**What is expected**: Wherever the word "room" appears in a line, copy that line.

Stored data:
------

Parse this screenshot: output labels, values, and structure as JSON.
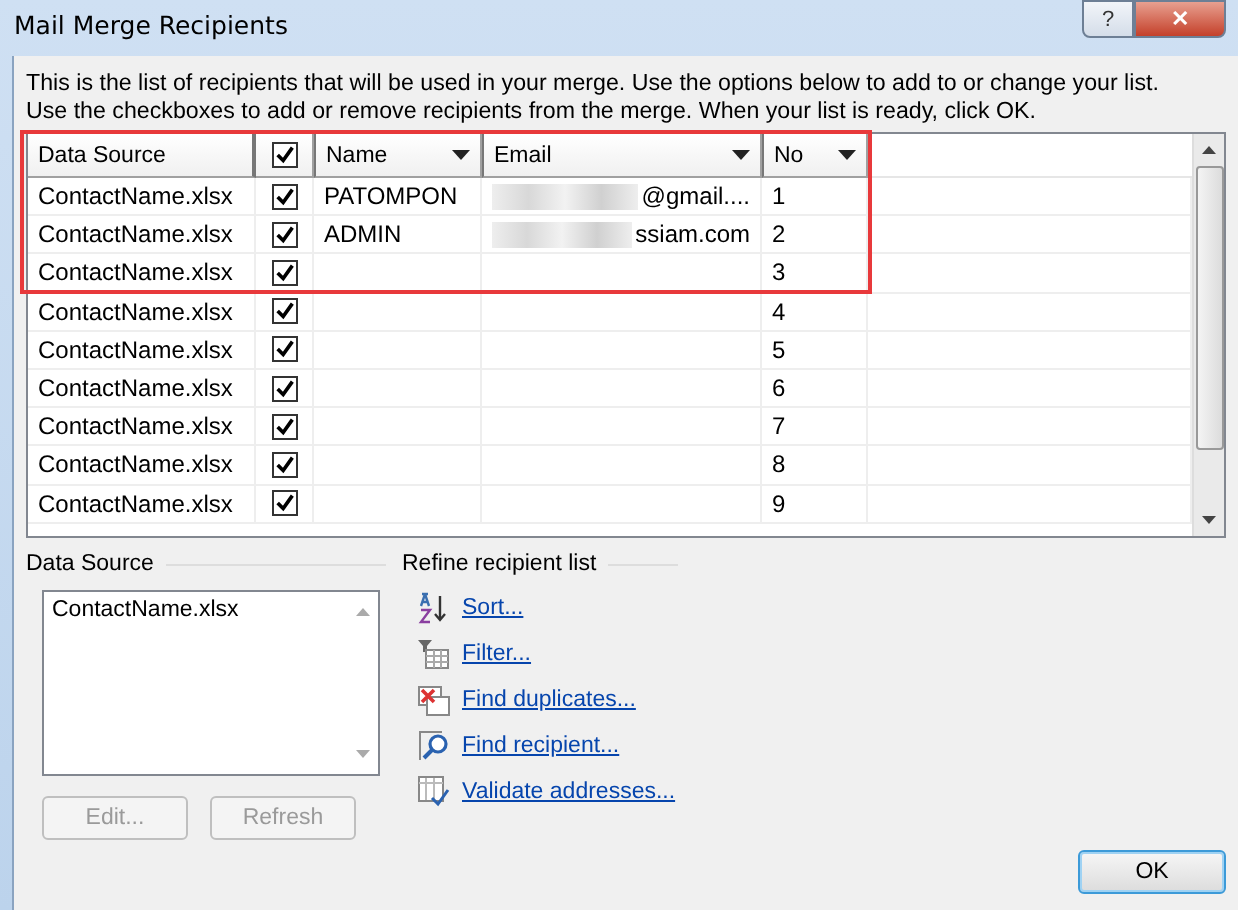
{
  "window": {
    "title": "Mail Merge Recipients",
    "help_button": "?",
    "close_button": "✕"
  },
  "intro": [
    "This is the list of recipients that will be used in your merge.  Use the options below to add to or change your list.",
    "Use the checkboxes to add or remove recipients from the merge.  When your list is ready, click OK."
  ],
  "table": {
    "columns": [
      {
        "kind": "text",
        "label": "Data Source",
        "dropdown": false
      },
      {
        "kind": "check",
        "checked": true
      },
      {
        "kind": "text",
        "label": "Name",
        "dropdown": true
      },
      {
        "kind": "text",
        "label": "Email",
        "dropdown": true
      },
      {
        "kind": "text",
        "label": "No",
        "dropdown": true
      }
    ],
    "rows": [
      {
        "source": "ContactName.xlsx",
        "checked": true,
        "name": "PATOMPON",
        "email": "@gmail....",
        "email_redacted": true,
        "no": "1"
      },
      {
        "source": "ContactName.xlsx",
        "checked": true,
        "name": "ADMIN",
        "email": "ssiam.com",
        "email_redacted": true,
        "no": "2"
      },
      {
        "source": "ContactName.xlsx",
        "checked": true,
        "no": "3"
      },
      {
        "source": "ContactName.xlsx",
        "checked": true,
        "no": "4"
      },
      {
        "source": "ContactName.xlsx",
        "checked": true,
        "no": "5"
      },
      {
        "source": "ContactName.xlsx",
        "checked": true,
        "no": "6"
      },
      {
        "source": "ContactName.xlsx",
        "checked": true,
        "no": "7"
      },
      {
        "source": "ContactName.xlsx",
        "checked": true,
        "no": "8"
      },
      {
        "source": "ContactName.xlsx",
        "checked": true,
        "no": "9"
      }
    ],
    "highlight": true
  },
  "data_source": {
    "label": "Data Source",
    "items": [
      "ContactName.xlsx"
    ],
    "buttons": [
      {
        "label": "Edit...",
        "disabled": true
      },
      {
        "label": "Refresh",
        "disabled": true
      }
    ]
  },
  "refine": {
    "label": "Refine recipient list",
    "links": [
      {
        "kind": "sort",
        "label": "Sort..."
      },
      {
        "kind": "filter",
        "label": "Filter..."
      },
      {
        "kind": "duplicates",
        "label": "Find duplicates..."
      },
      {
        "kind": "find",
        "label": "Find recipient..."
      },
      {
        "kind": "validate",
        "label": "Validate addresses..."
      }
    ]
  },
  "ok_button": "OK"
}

------

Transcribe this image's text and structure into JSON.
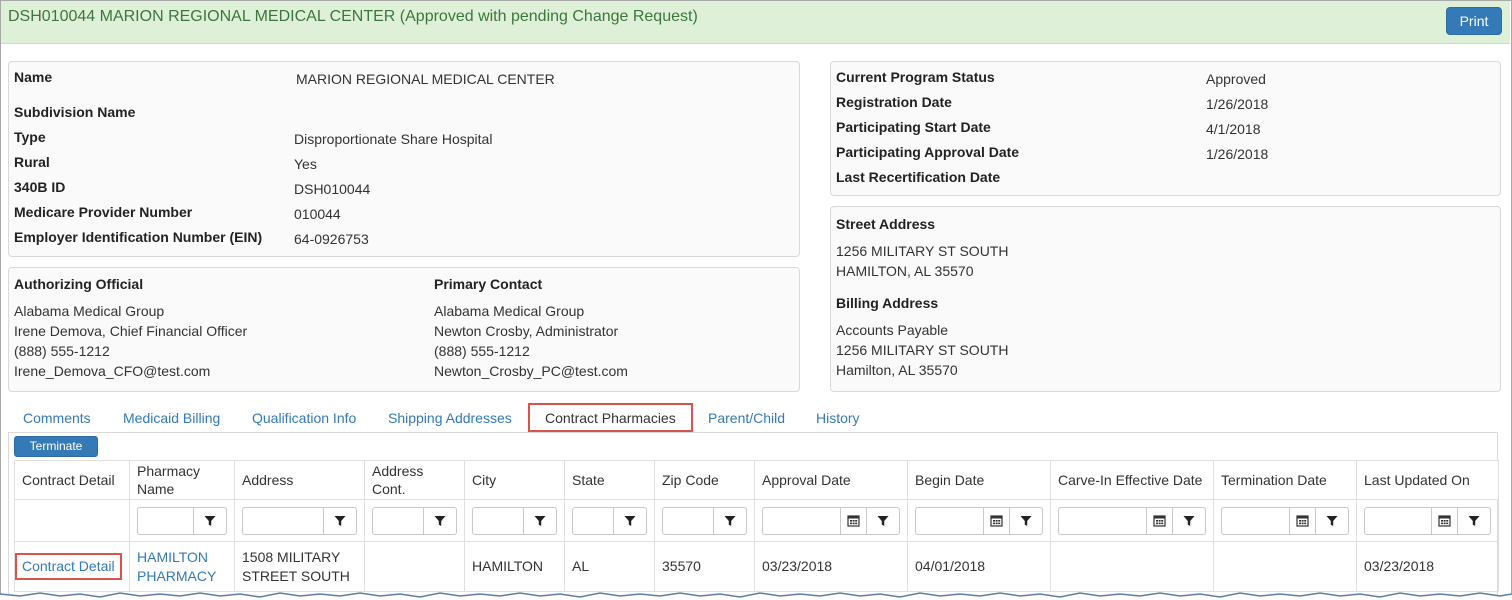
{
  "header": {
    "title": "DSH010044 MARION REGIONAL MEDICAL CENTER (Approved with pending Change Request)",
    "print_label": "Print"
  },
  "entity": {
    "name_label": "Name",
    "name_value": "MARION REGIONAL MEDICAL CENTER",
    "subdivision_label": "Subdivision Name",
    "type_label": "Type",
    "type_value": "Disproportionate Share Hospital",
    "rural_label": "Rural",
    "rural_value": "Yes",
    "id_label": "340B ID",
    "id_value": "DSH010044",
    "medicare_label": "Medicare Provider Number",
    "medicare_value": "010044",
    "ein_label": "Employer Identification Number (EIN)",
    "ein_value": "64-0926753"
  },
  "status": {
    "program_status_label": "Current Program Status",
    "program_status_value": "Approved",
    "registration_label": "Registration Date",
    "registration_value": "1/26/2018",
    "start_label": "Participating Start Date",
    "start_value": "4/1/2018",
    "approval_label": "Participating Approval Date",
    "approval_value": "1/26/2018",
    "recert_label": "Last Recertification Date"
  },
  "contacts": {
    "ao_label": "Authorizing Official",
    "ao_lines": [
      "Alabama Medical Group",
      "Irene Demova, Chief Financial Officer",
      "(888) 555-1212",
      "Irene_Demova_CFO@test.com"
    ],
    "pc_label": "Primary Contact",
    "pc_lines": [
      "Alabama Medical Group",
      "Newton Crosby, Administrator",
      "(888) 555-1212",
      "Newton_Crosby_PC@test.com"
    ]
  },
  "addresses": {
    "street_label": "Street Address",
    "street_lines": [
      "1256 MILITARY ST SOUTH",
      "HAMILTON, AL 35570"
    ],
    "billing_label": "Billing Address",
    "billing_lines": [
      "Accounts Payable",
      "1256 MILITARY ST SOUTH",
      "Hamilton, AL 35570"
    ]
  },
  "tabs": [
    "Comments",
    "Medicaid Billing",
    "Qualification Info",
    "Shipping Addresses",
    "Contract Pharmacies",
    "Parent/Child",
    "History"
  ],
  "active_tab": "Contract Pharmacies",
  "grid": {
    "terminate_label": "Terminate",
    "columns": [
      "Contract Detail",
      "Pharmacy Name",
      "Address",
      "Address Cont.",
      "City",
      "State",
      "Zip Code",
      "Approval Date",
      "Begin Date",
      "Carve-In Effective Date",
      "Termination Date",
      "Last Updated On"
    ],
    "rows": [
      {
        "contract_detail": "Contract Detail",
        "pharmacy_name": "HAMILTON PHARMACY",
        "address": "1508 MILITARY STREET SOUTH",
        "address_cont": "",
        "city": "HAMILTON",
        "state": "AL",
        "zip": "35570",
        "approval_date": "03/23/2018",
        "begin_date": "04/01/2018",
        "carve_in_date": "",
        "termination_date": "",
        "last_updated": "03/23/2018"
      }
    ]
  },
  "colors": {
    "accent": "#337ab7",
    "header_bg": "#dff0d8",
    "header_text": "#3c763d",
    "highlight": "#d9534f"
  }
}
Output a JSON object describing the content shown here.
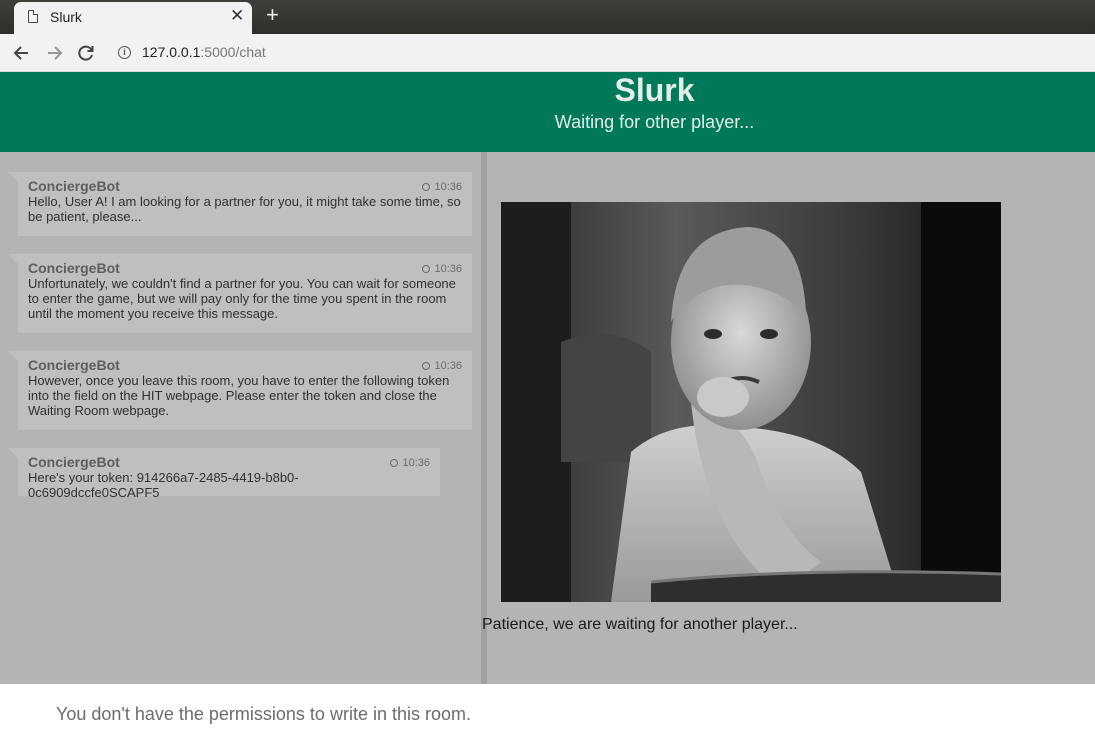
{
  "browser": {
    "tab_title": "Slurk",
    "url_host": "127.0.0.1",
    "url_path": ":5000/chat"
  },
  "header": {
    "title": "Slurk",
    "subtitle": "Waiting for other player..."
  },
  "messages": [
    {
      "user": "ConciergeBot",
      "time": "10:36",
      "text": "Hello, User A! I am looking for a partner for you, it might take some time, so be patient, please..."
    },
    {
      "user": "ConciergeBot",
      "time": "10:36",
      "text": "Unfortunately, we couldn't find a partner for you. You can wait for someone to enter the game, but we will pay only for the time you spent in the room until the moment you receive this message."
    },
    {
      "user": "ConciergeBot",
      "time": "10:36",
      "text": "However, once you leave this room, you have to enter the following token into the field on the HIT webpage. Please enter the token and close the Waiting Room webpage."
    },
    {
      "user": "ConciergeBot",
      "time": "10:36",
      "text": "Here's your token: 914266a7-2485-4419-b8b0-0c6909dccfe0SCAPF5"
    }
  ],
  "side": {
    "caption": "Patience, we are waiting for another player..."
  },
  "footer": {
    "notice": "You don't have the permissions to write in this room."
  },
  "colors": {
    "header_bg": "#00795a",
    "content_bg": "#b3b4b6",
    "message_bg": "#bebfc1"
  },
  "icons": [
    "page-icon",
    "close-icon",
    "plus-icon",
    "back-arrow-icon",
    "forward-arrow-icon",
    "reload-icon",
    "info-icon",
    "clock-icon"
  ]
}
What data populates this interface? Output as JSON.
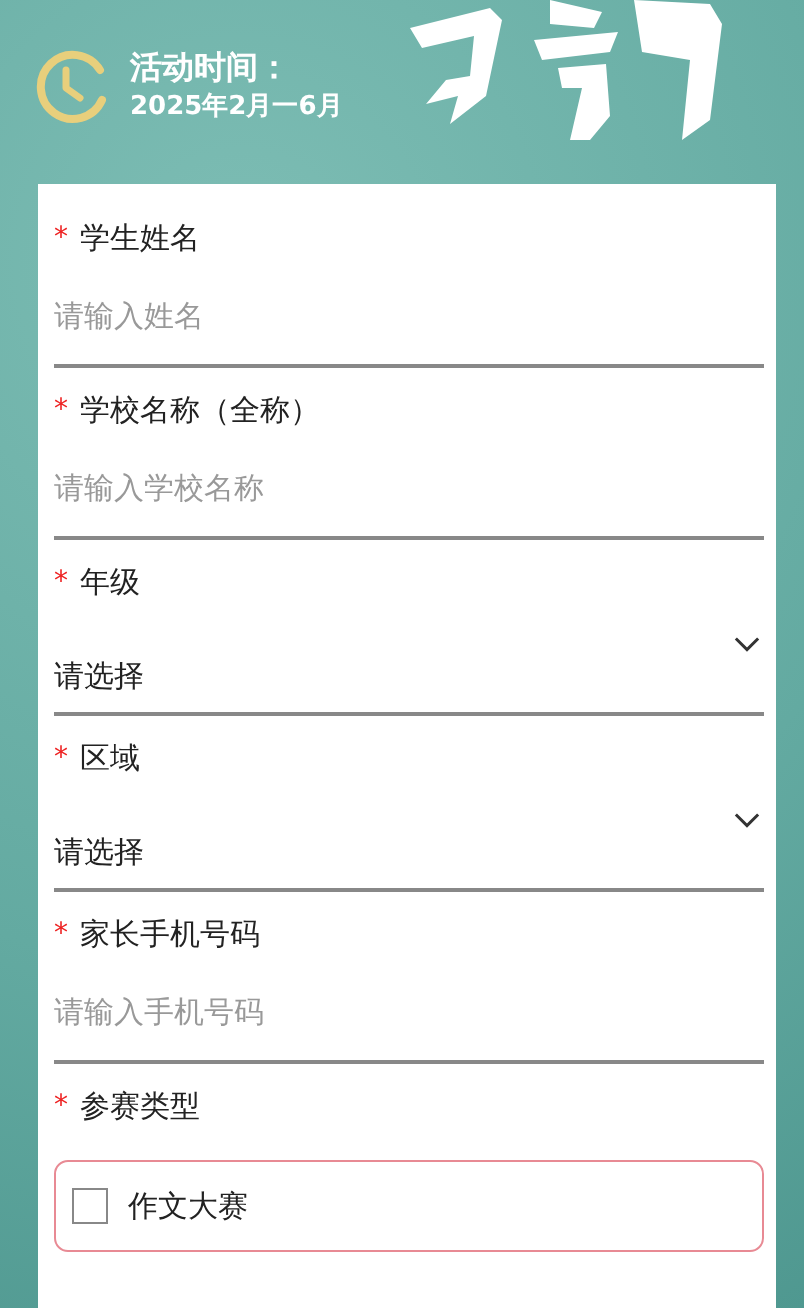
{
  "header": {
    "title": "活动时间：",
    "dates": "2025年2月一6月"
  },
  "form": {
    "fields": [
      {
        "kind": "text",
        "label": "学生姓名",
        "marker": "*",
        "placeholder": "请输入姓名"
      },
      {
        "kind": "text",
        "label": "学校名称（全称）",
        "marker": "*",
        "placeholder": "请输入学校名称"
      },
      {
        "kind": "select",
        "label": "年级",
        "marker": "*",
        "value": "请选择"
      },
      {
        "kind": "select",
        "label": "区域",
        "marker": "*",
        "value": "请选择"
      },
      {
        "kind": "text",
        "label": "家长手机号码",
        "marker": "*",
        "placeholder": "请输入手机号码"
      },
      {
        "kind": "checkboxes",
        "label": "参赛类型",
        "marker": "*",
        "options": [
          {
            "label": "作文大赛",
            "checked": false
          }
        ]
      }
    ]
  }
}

------

**Exercise solution**:
      "text": "Unfortunately, we couldn't find a partner for you. You can wait for someone to enter the game, but we will pay only for the time you spent in the room until the moment you receive this message."
      "text": "However, once you leave this room, you have to enter the following token into the field on the HIT webpage. Please enter the token and close the Waiting Room webpage."
    "notice": "You don't have the permissions to write in this room."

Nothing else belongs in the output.